Task to complete: Reproduce the passage of the RDNA 3 architecture article below word for word, from "GPUs have very" up to and including "central GCD chiplet.".
===== Excerpt provided =====
AMD RDNA 3 GPU Architecture Deep Dive: The Ryzen Moment for GPUs

AMD RDNA 3 GPU Architecture Deep Dive
(Image credit: AMD)

On November 3, AMD revealed key details of its upcoming RDNA 3 GPU architecture and the Radeon RX 7900-series graphics cards. It was a public announcement that the whole world was invited to watch. Shortly after the announcement, AMD took press and analysts behind closed doors to dig a little deeper into what makes RDNA 3 tick — or is it tock? No matter.

We're allowed to talk about the additional RDNA 3 details and other briefings AMD provided now, which almost certainly has nothing to do with Nvidia's impending launch of the RTX 4080 on Wednesday. (That's sarcasm, just in case it wasn't clear. This sort of thing happens all the time with AMD and Nvidia, or AMD and Intel, or even Intel and Nvidia now that Team Blue has joined the GPU race.)

AMD's RDNA 3 architecture fundamentally changes several of the key design elements for GPUs, thanks to the use of chiplets. And that's as good of a place to start as any. We've also got separate articles covering AMD's Gaming and ISV Relations, Software and Platform details, and the Radeon RX 7900 Series Graphics Cards.

RDNA 3 and GPU Chiplets

Navi 31 consists of two core pieces, the Graphics Compute Die (GCD) and the Memory Cache Dies (MCDs). There are similarities to what AMD has done with its Zen 2/3/4 CPUs, but everything has been adapted to fit the needs of the graphics world.

For Zen 2 and later CPUs, AMD uses an Input/Output Die (IOD) that connects to system memory and provides all of the necessary functionality for things like the PCIe Express interface, USB ports, and more recently (Zen 4) graphics and video functionality. The IOD then connects to one or more Core Compute Dies (CCDs — alternatively "Core Complex Dies," depending on the day of the week) via AMD's Infinity Fabric, and the CCDs contain the CPU cores, cache, and other elements.

A key point in the design is that typical general computing algorithms — the stuff that runs on the CPU cores — will mostly fit within the various L1/L2/L3 caches. Modern CPUs up through Zen 4 only have two 64-bit memory channels for system RAM (though EPYC Genoa server processors can have up to twelve DDR5 channels).

The CCDs are small, and the IOD can range from around 125mm^2 (Ryzen 3000) to as large as 416mm^2 (EPYC xxx2 generation). Most recently, the Zen 4 Ryzen 7000-series CPUs have an IOD made using TSMC N6 that measures just 122mm^2 with one or two 70mm^2 CCDs manufactured on TSMC N5, while the EPYC xxx4 generation uses the same CCDs but with a relatively massive IOD measuring 396mm^2 (still made on TSMC N6).

(Image credit: AMD)

GPUs have very different requirements. Large caches can help, but GPUs also really like having gobs of memory bandwidth to feed all the GPU cores. For example, even the beastly EPYC 9654 with a 12-channel DDR5 configuration 'only' delivers up to 460.8 GB/s of bandwidth. The fastest graphics cards like the RTX 4090 can easily double that.

In other words, AMD needed to do something different for GPU chiplets to work effectively. The solution ends up being almost the reverse of the CPU chiplets, with memory controllers and cache being placed on multiple smaller dies while the main compute functionality resides in the central GCD chiplet.
===== Information supplied =====
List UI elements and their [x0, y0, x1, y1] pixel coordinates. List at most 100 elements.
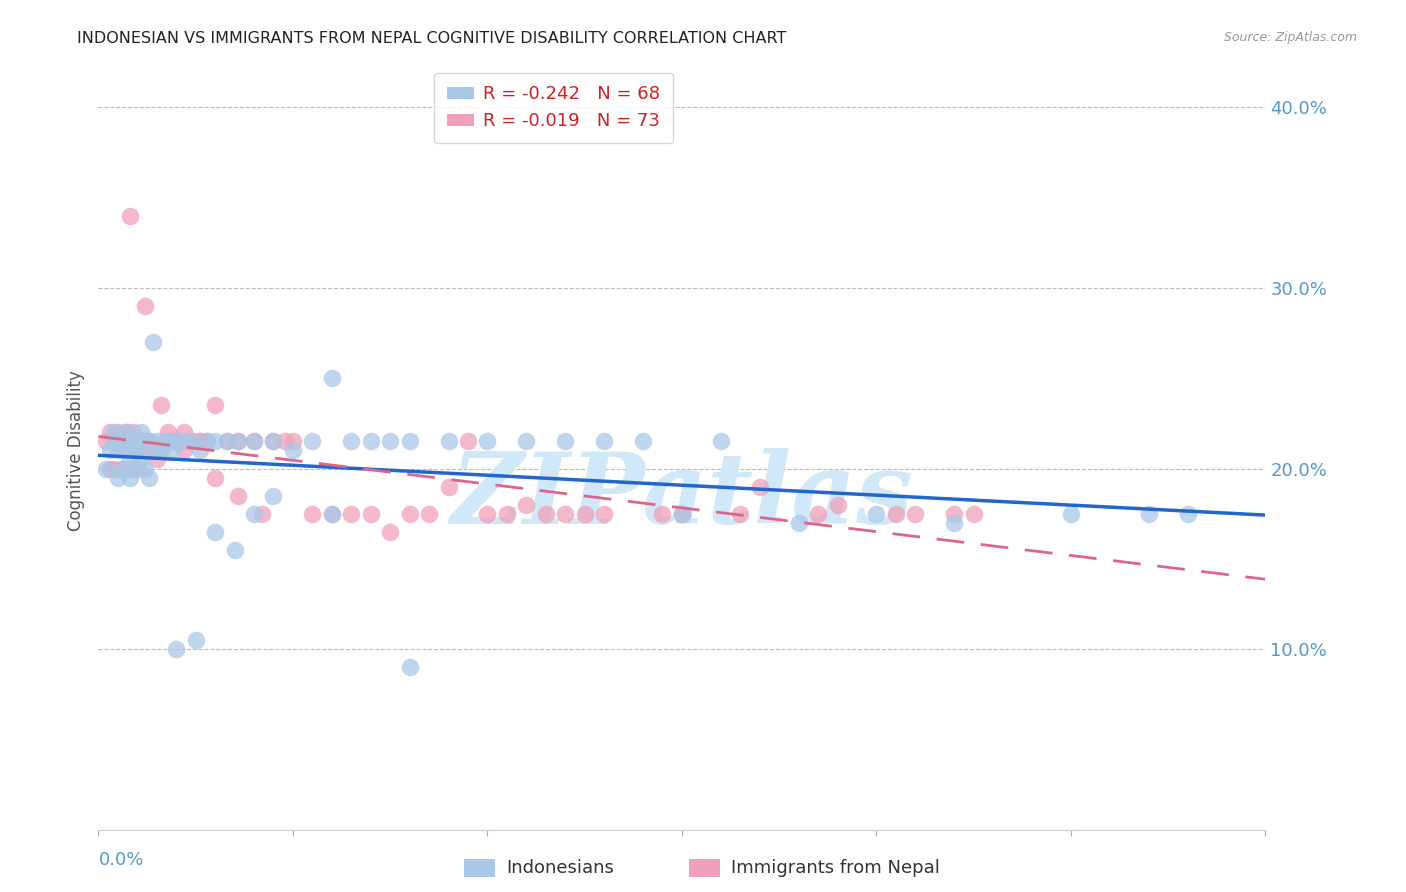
Point [360, 434, 382, 449]
Point [149, 443, 172, 458]
Legend: R = -0.242   N = 68, R = -0.019   N = 73: R = -0.242 N = 68, R = -0.019 N = 73 [434, 73, 672, 143]
Point [787, 516, 810, 530]
Point [554, 507, 576, 521]
Point [943, 507, 966, 521]
Point [224, 542, 246, 557]
Point [134, 461, 156, 475]
Point [204, 398, 226, 412]
Point [228, 489, 250, 503]
Point [111, 434, 134, 449]
Point [515, 498, 537, 512]
Point [173, 425, 195, 440]
Point [398, 507, 420, 521]
Point [165, 434, 187, 449]
Point [134, 299, 156, 313]
Point [904, 507, 927, 521]
Point [651, 507, 673, 521]
Point [149, 443, 172, 458]
Point [114, 425, 136, 440]
Point [111, 434, 134, 449]
Point [129, 434, 152, 449]
Point [118, 209, 141, 223]
Point [165, 642, 187, 657]
Point [138, 434, 160, 449]
Point [281, 434, 304, 449]
Point [262, 489, 284, 503]
Point [943, 516, 966, 530]
Point [162, 434, 184, 449]
Point [114, 425, 136, 440]
Point [111, 461, 134, 475]
Point [671, 507, 693, 521]
Point [129, 425, 152, 440]
Point [157, 434, 180, 449]
Text: Immigrants from Nepal: Immigrants from Nepal [731, 859, 941, 877]
Point [118, 470, 141, 484]
Point [153, 434, 176, 449]
Point [122, 434, 145, 449]
Point [534, 507, 557, 521]
Point [188, 443, 211, 458]
Point [710, 434, 733, 449]
Point [98, 443, 121, 458]
Point [114, 443, 136, 458]
Point [730, 507, 752, 521]
Point [180, 434, 202, 449]
Point [96, 434, 118, 449]
Point [215, 434, 238, 449]
Text: INDONESIAN VS IMMIGRANTS FROM NEPAL COGNITIVE DISABILITY CORRELATION CHART: INDONESIAN VS IMMIGRANTS FROM NEPAL COGN… [77, 31, 787, 46]
Point [142, 443, 165, 458]
Point [162, 443, 184, 458]
Point [122, 434, 145, 449]
Point [146, 443, 169, 458]
Point [127, 461, 149, 475]
Point [188, 434, 211, 449]
Point [1177, 507, 1199, 521]
Point [1060, 507, 1083, 521]
Point [122, 461, 145, 475]
Point [157, 425, 180, 440]
Point [118, 461, 141, 475]
Point [111, 461, 134, 475]
Point [195, 434, 218, 449]
Point [188, 434, 211, 449]
Point [118, 434, 141, 449]
Point [807, 507, 830, 521]
Point [250, 507, 273, 521]
Point [138, 434, 160, 449]
Point [98, 425, 121, 440]
Point [262, 434, 284, 449]
Point [281, 443, 304, 458]
Point [165, 434, 187, 449]
Point [153, 434, 176, 449]
Point [360, 507, 382, 521]
Point [129, 452, 152, 467]
Text: Source: ZipAtlas.com: Source: ZipAtlas.com [1223, 31, 1357, 45]
Point [228, 434, 250, 449]
Point [301, 434, 323, 449]
Point [107, 425, 129, 440]
Point [146, 434, 169, 449]
Point [127, 443, 149, 458]
Point [574, 507, 596, 521]
Point [671, 507, 693, 521]
Point [321, 371, 343, 385]
Point [243, 434, 266, 449]
Point [138, 470, 160, 484]
Point [865, 507, 887, 521]
Point [107, 434, 129, 449]
Point [457, 434, 479, 449]
Point [103, 461, 125, 475]
Point [107, 470, 129, 484]
Point [118, 452, 141, 467]
Point [515, 434, 537, 449]
Point [107, 443, 129, 458]
Point [554, 434, 576, 449]
Point [204, 524, 226, 539]
Point [301, 507, 323, 521]
Point [146, 452, 169, 467]
Point [204, 470, 226, 484]
Point [593, 507, 616, 521]
Point [142, 335, 165, 350]
Point [884, 507, 907, 521]
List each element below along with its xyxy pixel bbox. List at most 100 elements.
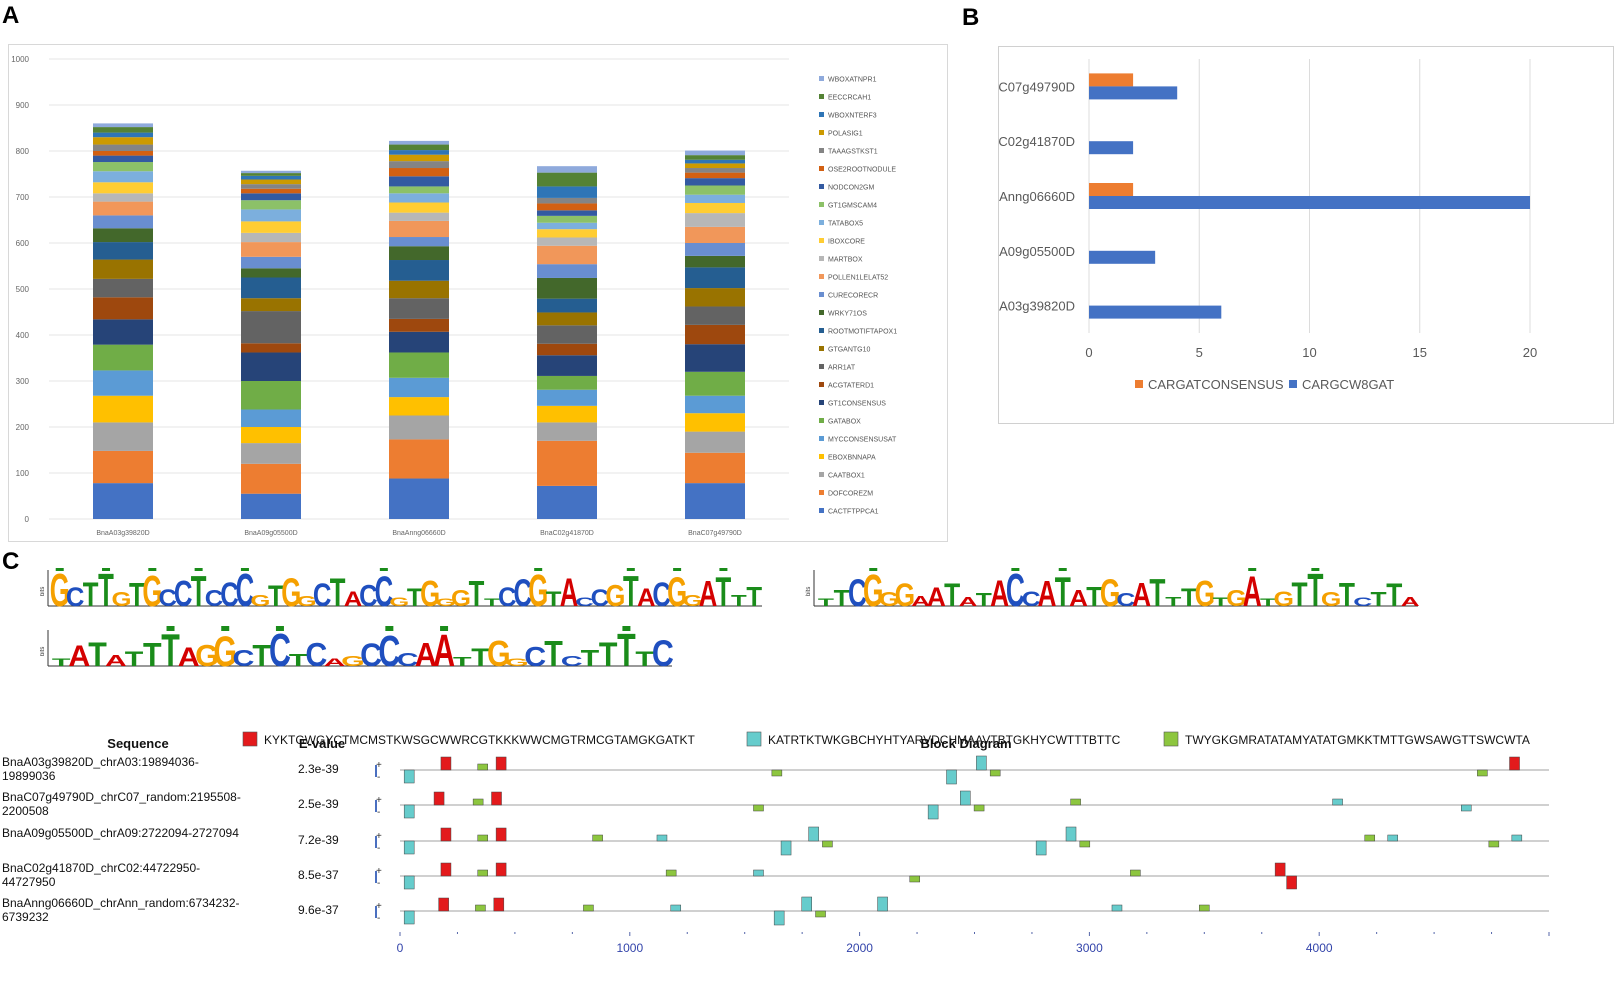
=====
Response to this exercise:
GPUs have very different requirements. Large caches can help, but GPUs also really like having gobs of memory bandwidth to feed all the GPU cores. For example, even the beastly EPYC 9654 with a 12-channel DDR5 configuration 'only' delivers up to 460.8 GB/s of bandwidth. The fastest graphics cards like the RTX 4090 can easily double that.

In other words, AMD needed to do something different for GPU chiplets to work effectively. The solution ends up being almost the reverse of the CPU chiplets, with memory controllers and cache being placed on multiple smaller dies while the main compute functionality resides in the central GCD chiplet.